***** SOURCE *****

As a play on Google's name, its headquarters, in Mountain View, California, is referred to as "the Googleplex" — a googolplex being 1 followed by a googol of zeros, and the HQ being a complex of buildings (cf. multiplex, cineplex, etc). The lobby is decorated with a piano, lava lamps, old server clusters, and a projection of search queries on the wall. The hallways are full of exercise balls and bicycles. Each employee has access to the corporate recreation center. Recreational amenities are scattered throughout the campus and include a workout room with weights and rowing machines, locker rooms, washers and dryers, a massage room, assorted video games, Foosball, a baby grand piano, a pool table, and ping pong. In addition to the rec room, there are snack rooms stocked with various foods and drinks.

In 2006, Google moved into 311,000 square feet (28,900 m²) of office space in New York City, at 111 Eighth Ave. in Manhattan. The office was specially designed and built for Google and houses its largest advertising sales team, which has been instrumental in securing large partnerships, most recently deals with MySpace and AOL. In 2003, they added an engineering staff in New York City, which has been responsible for more than 100 engineering projects, including Google Maps, Google Spreadsheets, and others. It is estimated that the building costs Google US$10 million per year to rent and is similar in design and functionality to its Mountain View headquarters, including Foosball, air hockey, and ping-pong tables, as well as a video game area. By late 2006, Google also established a new headquarters for its AdWords division in Ann Arbor, Michigan.

***** ROWS *****

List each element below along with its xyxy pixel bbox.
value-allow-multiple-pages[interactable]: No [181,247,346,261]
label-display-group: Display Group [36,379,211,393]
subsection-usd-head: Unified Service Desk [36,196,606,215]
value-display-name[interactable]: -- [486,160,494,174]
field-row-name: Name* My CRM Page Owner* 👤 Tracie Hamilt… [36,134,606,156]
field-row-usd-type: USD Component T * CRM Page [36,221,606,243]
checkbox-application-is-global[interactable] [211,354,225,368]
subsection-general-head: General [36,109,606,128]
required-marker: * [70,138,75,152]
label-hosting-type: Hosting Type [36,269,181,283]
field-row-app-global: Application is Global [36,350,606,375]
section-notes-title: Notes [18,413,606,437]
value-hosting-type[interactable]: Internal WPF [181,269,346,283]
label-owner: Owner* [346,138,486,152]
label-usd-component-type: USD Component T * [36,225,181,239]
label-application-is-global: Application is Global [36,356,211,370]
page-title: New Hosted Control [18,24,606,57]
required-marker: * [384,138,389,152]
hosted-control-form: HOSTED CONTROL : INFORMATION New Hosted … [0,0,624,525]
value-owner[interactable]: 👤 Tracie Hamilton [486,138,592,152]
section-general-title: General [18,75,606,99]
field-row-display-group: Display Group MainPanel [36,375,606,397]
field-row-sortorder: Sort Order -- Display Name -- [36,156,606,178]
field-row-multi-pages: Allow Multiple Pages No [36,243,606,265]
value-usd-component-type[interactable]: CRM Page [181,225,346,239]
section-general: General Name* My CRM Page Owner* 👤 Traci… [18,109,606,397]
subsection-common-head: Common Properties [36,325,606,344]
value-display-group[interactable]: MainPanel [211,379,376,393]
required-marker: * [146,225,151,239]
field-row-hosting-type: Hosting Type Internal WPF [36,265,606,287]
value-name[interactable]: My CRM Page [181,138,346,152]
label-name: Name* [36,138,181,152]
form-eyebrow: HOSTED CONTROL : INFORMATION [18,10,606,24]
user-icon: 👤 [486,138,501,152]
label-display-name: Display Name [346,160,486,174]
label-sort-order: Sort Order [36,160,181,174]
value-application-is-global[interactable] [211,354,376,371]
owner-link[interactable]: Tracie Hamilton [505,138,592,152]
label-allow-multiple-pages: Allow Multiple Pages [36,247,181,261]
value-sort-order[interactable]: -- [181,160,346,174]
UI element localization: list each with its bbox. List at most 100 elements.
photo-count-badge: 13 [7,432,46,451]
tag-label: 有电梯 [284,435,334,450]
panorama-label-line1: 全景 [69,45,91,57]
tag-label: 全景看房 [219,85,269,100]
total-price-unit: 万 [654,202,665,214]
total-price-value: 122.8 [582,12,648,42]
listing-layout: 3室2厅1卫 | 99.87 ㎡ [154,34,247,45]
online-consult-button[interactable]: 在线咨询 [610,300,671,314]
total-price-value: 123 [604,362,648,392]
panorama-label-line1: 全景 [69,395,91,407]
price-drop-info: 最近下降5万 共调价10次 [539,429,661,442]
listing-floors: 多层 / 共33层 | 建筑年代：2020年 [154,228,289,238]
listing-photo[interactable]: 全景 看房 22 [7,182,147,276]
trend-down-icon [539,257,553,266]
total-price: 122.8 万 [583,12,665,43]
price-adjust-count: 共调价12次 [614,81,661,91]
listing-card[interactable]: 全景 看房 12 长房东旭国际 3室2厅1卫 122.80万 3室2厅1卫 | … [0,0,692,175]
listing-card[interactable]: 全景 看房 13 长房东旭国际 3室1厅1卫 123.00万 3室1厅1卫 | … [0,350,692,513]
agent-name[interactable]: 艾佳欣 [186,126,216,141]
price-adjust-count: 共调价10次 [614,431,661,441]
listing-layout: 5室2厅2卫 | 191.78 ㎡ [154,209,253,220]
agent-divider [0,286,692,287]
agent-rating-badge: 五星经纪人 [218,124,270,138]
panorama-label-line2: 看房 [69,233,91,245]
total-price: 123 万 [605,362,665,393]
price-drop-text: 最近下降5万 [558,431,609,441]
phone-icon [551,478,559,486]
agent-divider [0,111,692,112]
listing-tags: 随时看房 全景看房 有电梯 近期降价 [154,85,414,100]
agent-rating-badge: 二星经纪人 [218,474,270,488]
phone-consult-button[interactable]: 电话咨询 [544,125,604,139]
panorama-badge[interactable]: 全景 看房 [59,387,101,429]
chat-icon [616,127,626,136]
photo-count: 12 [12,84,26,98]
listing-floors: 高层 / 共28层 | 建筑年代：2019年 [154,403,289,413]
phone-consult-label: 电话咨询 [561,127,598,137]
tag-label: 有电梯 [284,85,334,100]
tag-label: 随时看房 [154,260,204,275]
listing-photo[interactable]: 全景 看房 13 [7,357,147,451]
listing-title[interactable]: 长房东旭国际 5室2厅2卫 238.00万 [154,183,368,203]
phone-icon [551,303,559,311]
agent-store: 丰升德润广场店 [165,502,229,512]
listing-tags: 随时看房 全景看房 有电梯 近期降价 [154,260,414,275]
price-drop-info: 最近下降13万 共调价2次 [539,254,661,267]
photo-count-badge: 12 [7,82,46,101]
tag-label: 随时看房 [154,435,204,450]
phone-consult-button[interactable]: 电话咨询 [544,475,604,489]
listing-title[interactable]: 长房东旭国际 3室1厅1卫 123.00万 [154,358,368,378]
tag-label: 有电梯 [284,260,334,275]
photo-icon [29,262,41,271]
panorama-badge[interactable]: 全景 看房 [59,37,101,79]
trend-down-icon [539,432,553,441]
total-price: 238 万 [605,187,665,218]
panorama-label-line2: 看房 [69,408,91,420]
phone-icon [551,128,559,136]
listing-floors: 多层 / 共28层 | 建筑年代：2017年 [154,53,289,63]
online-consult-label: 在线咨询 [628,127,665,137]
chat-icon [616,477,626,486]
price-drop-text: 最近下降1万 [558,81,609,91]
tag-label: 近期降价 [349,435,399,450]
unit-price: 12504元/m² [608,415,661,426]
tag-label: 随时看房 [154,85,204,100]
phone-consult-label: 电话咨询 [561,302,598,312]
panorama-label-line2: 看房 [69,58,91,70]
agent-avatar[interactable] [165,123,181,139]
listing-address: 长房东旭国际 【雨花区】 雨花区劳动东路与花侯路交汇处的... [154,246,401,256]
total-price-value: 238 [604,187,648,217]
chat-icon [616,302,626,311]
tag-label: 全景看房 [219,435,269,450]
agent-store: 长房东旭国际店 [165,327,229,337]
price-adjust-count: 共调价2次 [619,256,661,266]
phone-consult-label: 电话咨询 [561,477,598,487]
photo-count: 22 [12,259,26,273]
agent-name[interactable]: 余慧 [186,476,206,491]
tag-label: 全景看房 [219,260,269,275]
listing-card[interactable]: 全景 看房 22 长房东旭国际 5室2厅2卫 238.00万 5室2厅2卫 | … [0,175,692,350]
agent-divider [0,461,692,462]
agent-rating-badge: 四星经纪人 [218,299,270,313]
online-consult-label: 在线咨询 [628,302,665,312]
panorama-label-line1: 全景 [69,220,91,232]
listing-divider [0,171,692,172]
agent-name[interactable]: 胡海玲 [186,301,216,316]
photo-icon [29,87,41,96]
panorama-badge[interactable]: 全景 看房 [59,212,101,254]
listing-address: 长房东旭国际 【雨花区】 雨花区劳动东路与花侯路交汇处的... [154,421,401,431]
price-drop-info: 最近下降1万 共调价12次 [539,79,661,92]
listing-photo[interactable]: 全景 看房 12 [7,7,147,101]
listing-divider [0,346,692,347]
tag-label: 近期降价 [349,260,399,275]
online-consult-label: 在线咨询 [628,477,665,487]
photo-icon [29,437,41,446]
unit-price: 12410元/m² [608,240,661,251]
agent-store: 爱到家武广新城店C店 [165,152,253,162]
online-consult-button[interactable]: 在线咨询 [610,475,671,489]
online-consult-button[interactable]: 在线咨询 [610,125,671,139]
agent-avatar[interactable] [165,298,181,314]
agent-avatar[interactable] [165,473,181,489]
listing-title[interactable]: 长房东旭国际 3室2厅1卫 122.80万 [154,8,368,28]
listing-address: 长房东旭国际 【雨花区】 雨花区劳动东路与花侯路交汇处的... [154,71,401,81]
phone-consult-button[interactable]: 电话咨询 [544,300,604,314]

*****

● PROBLEMS TO SOLVE:
1. Answer these questions from the passage on Google's offices:
(a) What four things decorate the lobby of the Mountain View headquarters?
(b) How much office space did Google move into in New York City in 2006?
(c) Where did Google set up a new headquarters for its AdWords division by late 2006?
2. Decide whether each statement agrees with the passage on Google's offices, and support each yes or no with a quotation from it:
(a) The New York office was originally built for a different company.
(b) Google added engineering staff in New York City in 2003.
(c) The hallways at the Mountain View headquarters hold exercise balls and bicycles.
3. Write a continuation of the passage on Google's offices, starting after its final sentence.
The material that comes after the passage on Google's offices is separate from it.

● EXERCISE RESULTS:
1.
(a) A piano, lava lamps, old server clusters, and a projection of search queries on the wall.
(b) 311,000 square feet (28,900 m²).
(c) Ann Arbor, Michigan.

2.
(a) No: "The office was specially designed and built for Google"
(b) Yes: "In 2003, they added an engineering staff in New York City"
(c) Yes: "The hallways are full of exercise balls and bicycles."

3.
The size of Google's search system is presently unknown; the best estimates place the total number of the company's servers at 450,000, spread over twenty five locations throughout the world, including major operations centers in Dublin (European Operations Headquarters) and Atlanta, Georgia. Google is also in the process of constructing a major operations center in The Dalles, Oregon, on the banks of the Columbia River. The site, also referred to by the media as Project 02, was chosen due to the availability of inexpensive hydroelectric power and a large surplus of fiber optic cable, left over from the dot com boom of the late 1990s. The computing center is estimated to be as large as two football fields, and it has created hundreds of construction jobs, causing local real estate prices to increase 40%. Upon completion, the center is expected to create 60 to 200 permanent jobs in the town of 12,000 people.

Google is also making steps to ensure that their operations are environmentally sound. In October 2006, the company announced plans to install thousands of solar panels to provide up to 1.6 megawatts of electricity, enough to satisfy approximately 30% of the campus' energy needs. The system will be the largest solar power system constructed on a U.S. corporate campus and one of the largest on any corporate site in the world. In June 2007, Google announced that they plan to become carbon neutral by 2008, which includes investing in energy efficiency, renewable energy sources, and purchasing carbon offsets, such as investing in projects like capturing and burning methane from animal waste at Mexican and Brazilian farms.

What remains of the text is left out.